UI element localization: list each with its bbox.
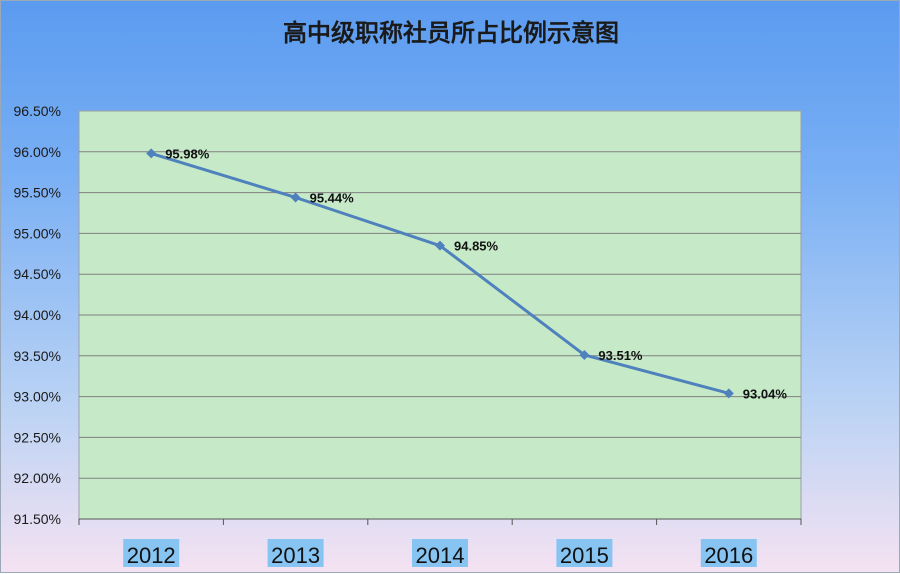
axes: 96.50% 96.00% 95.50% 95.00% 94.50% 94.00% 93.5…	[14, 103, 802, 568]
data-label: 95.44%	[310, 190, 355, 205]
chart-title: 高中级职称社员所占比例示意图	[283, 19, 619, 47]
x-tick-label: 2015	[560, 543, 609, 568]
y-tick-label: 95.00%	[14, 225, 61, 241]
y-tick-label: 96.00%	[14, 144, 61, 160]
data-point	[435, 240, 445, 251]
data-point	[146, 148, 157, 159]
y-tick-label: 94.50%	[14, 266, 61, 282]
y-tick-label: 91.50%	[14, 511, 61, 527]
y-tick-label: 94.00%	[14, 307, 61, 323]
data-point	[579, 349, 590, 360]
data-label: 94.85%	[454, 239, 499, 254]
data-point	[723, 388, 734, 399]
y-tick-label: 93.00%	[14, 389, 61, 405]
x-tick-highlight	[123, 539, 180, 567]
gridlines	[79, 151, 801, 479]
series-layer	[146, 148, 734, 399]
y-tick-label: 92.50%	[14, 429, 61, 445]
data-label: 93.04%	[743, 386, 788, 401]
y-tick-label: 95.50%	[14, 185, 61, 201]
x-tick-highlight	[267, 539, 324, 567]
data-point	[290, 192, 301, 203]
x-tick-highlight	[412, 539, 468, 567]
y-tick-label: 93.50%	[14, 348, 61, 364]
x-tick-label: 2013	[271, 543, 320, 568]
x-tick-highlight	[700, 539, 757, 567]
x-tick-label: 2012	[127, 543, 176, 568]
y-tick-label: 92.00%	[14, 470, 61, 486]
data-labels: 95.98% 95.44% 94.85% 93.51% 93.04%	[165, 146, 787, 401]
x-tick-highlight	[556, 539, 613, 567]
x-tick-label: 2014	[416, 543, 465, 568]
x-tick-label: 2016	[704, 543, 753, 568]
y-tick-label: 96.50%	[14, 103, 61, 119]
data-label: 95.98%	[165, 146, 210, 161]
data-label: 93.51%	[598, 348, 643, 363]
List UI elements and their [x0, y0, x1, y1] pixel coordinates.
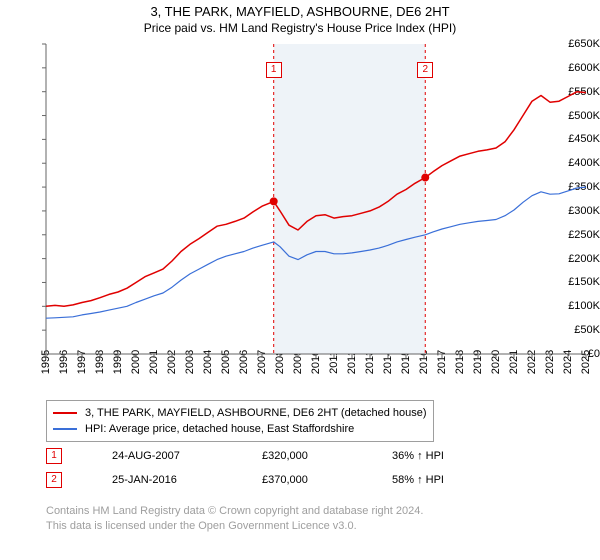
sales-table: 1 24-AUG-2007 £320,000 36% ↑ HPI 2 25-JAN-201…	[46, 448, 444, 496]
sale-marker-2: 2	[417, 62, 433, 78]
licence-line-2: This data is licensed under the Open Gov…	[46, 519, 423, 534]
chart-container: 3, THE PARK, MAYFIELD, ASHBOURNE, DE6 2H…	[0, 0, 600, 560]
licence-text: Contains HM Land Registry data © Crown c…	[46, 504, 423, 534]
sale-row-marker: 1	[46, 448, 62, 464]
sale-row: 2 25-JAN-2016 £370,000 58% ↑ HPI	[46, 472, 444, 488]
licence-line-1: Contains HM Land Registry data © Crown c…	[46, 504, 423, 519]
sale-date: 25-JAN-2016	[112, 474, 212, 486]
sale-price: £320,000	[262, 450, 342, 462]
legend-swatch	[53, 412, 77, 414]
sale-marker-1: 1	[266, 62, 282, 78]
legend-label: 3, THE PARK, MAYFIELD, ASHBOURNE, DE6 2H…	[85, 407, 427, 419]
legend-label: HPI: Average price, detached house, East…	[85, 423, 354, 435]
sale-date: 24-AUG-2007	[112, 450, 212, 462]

What to produce = Return the lines of the listing unchanged, starting at the line that contains "axes: 96.50% 96.00%" and ending at the line that contains "349, 590, 360]", with both of those lines included.

Result for this exercise =
axes: 96.50% 96.00% 95.50% 95.00% 94.50% 94.00% 93.5…	[14, 103, 802, 568]
data-label: 95.44%	[310, 190, 355, 205]
chart-title: 高中级职称社员所占比例示意图	[283, 19, 619, 47]
x-tick-label: 2015	[560, 543, 609, 568]
y-tick-label: 95.00%	[14, 225, 61, 241]
y-tick-label: 96.00%	[14, 144, 61, 160]
data-point	[435, 240, 445, 251]
data-point	[146, 148, 157, 159]
y-tick-label: 94.50%	[14, 266, 61, 282]
y-tick-label: 91.50%	[14, 511, 61, 527]
y-tick-label: 94.00%	[14, 307, 61, 323]
data-point	[579, 349, 590, 360]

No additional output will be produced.